_Lines of data_

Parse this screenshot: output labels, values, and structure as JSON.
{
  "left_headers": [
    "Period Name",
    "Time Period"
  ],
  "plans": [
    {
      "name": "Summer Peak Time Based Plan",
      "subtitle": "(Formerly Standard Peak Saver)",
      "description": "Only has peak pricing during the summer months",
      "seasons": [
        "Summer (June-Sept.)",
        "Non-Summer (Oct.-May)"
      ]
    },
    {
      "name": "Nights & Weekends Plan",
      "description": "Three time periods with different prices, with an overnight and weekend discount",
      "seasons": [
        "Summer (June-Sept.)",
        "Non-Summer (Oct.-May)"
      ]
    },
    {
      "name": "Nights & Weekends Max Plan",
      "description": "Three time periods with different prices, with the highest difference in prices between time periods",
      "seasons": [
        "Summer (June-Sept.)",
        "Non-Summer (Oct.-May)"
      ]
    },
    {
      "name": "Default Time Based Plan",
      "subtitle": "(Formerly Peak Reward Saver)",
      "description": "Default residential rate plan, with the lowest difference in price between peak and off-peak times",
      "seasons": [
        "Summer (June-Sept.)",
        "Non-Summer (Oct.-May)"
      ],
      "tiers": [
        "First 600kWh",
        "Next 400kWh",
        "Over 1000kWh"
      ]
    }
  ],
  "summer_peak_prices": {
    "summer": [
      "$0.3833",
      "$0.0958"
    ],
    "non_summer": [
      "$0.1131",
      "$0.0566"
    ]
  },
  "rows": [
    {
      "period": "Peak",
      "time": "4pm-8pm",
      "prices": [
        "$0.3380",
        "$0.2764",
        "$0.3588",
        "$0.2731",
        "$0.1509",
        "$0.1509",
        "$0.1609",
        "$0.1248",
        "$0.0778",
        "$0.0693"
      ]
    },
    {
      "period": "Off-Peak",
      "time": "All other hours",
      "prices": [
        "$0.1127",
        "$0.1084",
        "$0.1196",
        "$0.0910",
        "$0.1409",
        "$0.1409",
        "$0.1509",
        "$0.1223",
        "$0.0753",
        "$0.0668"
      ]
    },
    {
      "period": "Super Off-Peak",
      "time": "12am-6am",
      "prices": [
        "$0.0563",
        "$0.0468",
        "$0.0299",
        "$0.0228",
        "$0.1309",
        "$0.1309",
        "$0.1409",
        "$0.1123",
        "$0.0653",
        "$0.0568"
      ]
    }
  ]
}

_DIRECTION_
Using the entries above, find all lines with "description". Copy them.

_ANSWER TO THIS TASK_
      "description": "Only has peak pricing during the summer months",
      "description": "Three time periods with different prices, with an overnight and weekend discount",
      "description": "Three time periods with different prices, with the highest difference in prices between time periods",
      "description": "Default residential rate plan, with the lowest difference in price between peak and off-peak times",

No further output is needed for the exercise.